** start Provided entries **
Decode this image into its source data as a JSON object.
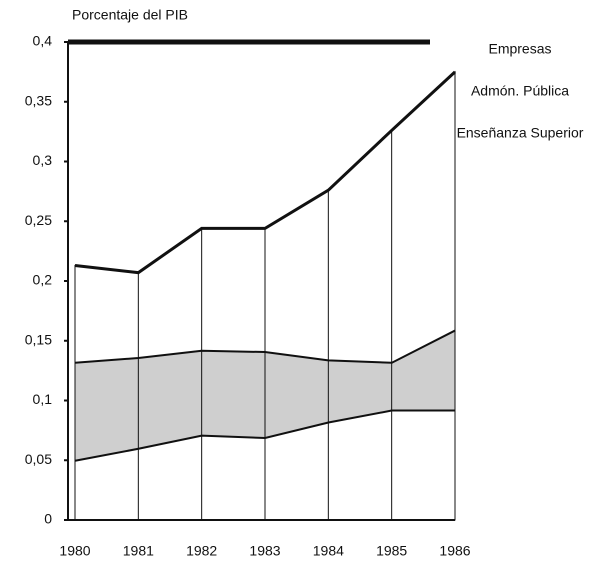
{
  "chart_data": {
    "type": "stacked_area",
    "y_label": "Porcentaje del PIB",
    "categories": [
      "1980",
      "1981",
      "1982",
      "1983",
      "1984",
      "1985",
      "1986"
    ],
    "series": [
      {
        "name": "Enseñanza Superior",
        "color": "#ffffff",
        "values": [
          0.05,
          0.06,
          0.071,
          0.069,
          0.082,
          0.092,
          0.092
        ]
      },
      {
        "name": "Admón. Pública",
        "color": "#cfcfcf",
        "values": [
          0.082,
          0.076,
          0.071,
          0.072,
          0.052,
          0.04,
          0.067
        ]
      },
      {
        "name": "Empresas",
        "color": "#ffffff",
        "values": [
          0.081,
          0.071,
          0.102,
          0.103,
          0.142,
          0.194,
          0.216
        ]
      }
    ],
    "ylim": [
      0,
      0.4
    ],
    "yticks": [
      {
        "value": 0,
        "label": "0"
      },
      {
        "value": 0.05,
        "label": "0,05"
      },
      {
        "value": 0.1,
        "label": "0,1"
      },
      {
        "value": 0.15,
        "label": "0,15"
      },
      {
        "value": 0.2,
        "label": "0,2"
      },
      {
        "value": 0.25,
        "label": "0,25"
      },
      {
        "value": 0.3,
        "label": "0,3"
      },
      {
        "value": 0.35,
        "label": "0,35"
      },
      {
        "value": 0.4,
        "label": "0,4"
      }
    ]
  }
}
** end Provided entries **
● What is being asked
Pull out all lines in the data above that include "name".

● Finished exercise
        "name": "Enseñanza Superior",
        "name": "Admón. Pública",
        "name": "Empresas",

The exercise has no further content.